* Begin DATA LINES *
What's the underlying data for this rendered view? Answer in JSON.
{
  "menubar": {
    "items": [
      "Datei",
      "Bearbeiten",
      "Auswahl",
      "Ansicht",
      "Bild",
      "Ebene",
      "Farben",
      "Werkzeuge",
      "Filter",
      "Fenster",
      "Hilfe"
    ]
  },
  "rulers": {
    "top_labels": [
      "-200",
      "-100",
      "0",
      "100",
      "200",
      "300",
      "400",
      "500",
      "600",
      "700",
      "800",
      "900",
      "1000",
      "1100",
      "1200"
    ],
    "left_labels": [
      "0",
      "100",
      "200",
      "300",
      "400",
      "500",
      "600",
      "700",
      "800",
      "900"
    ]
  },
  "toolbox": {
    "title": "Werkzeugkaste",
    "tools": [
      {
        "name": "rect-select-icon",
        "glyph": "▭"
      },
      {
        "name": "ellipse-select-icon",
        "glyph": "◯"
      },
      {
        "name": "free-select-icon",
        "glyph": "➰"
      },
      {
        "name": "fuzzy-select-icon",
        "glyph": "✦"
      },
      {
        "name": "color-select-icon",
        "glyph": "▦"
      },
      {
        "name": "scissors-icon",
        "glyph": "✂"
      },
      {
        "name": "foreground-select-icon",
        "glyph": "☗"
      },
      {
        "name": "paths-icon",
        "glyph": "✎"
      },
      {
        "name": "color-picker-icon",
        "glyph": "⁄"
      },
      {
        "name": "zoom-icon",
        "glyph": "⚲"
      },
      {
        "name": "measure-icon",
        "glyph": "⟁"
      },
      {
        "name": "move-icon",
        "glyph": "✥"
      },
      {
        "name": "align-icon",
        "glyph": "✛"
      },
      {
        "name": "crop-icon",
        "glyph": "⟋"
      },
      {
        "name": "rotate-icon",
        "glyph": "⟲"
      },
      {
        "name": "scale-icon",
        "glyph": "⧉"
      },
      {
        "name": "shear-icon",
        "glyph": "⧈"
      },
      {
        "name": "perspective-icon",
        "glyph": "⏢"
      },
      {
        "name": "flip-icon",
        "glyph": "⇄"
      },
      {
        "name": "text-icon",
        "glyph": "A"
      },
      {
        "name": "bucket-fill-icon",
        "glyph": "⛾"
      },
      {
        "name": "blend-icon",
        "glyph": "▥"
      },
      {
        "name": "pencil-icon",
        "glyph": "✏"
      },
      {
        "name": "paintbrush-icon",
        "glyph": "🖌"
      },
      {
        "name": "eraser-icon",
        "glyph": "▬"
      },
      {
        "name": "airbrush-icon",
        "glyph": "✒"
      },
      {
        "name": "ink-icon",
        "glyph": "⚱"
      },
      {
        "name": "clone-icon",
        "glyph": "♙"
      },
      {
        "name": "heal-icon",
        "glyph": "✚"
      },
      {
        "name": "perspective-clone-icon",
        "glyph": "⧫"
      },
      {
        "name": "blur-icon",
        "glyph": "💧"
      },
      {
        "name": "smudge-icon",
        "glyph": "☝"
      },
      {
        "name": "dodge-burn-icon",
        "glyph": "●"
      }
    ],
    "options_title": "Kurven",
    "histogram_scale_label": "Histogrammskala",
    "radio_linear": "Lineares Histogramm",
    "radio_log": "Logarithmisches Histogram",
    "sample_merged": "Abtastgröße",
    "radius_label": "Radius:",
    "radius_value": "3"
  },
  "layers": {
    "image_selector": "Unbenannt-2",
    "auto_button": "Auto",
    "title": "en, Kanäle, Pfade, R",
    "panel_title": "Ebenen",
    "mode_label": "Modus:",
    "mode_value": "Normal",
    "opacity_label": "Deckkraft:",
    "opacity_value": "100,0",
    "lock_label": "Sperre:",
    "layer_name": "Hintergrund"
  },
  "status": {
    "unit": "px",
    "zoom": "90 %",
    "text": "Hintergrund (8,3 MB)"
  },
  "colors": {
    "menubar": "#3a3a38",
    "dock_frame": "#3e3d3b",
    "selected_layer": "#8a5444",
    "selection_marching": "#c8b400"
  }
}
* End DATA LINES *
Copy each line of the data above without altering a single character.

▸ **REPLY**:
What's the underlying data for this rendered view? Answer in JSON.
{
  "menubar": {
    "items": [
      "Datei",
      "Bearbeiten",
      "Auswahl",
      "Ansicht",
      "Bild",
      "Ebene",
      "Farben",
      "Werkzeuge",
      "Filter",
      "Fenster",
      "Hilfe"
    ]
  },
  "rulers": {
    "top_labels": [
      "-200",
      "-100",
      "0",
      "100",
      "200",
      "300",
      "400",
      "500",
      "600",
      "700",
      "800",
      "900",
      "1000",
      "1100",
      "1200"
    ],
    "left_labels": [
      "0",
      "100",
      "200",
      "300",
      "400",
      "500",
      "600",
      "700",
      "800",
      "900"
    ]
  },
  "toolbox": {
    "title": "Werkzeugkaste",
    "tools": [
      {
        "name": "rect-select-icon",
        "glyph": "▭"
      },
      {
        "name": "ellipse-select-icon",
        "glyph": "◯"
      },
      {
        "name": "free-select-icon",
        "glyph": "➰"
      },
      {
        "name": "fuzzy-select-icon",
        "glyph": "✦"
      },
      {
        "name": "color-select-icon",
        "glyph": "▦"
      },
      {
        "name": "scissors-icon",
        "glyph": "✂"
      },
      {
        "name": "foreground-select-icon",
        "glyph": "☗"
      },
      {
        "name": "paths-icon",
        "glyph": "✎"
      },
      {
        "name": "color-picker-icon",
        "glyph": "⁄"
      },
      {
        "name": "zoom-icon",
        "glyph": "⚲"
      },
      {
        "name": "measure-icon",
        "glyph": "⟁"
      },
      {
        "name": "move-icon",
        "glyph": "✥"
      },
      {
        "name": "align-icon",
        "glyph": "✛"
      },
      {
        "name": "crop-icon",
        "glyph": "⟋"
      },
      {
        "name": "rotate-icon",
        "glyph": "⟲"
      },
      {
        "name": "scale-icon",
        "glyph": "⧉"
      },
      {
        "name": "shear-icon",
        "glyph": "⧈"
      },
      {
        "name": "perspective-icon",
        "glyph": "⏢"
      },
      {
        "name": "flip-icon",
        "glyph": "⇄"
      },
      {
        "name": "text-icon",
        "glyph": "A"
      },
      {
        "name": "bucket-fill-icon",
        "glyph": "⛾"
      },
      {
        "name": "blend-icon",
        "glyph": "▥"
      },
      {
        "name": "pencil-icon",
        "glyph": "✏"
      },
      {
        "name": "paintbrush-icon",
        "glyph": "🖌"
      },
      {
        "name": "eraser-icon",
        "glyph": "▬"
      },
      {
        "name": "airbrush-icon",
        "glyph": "✒"
      },
      {
        "name": "ink-icon",
        "glyph": "⚱"
      },
      {
        "name": "clone-icon",
        "glyph": "♙"
      },
      {
        "name": "heal-icon",
        "glyph": "✚"
      },
      {
        "name": "perspective-clone-icon",
        "glyph": "⧫"
      },
      {
        "name": "blur-icon",
        "glyph": "💧"
      },
      {
        "name": "smudge-icon",
        "glyph": "☝"
      },
      {
        "name": "dodge-burn-icon",
        "glyph": "●"
      }
    ],
    "options_title": "Kurven",
    "histogram_scale_label": "Histogrammskala",
    "radio_linear": "Lineares Histogramm",
    "radio_log": "Logarithmisches Histogram",
    "sample_merged": "Abtastgröße",
    "radius_label": "Radius:",
    "radius_value": "3"
  },
  "layers": {
    "image_selector": "Unbenannt-2",
    "auto_button": "Auto",
    "title": "en, Kanäle, Pfade, R",
    "panel_title": "Ebenen",
    "mode_label": "Modus:",
    "mode_value": "Normal",
    "opacity_label": "Deckkraft:",
    "opacity_value": "100,0",
    "lock_label": "Sperre:",
    "layer_name": "Hintergrund"
  },
  "status": {
    "unit": "px",
    "zoom": "90 %",
    "text": "Hintergrund (8,3 MB)"
  },
  "colors": {
    "menubar": "#3a3a38",
    "dock_frame": "#3e3d3b",
    "selected_layer": "#8a5444",
    "selection_marching": "#c8b400"
  }
}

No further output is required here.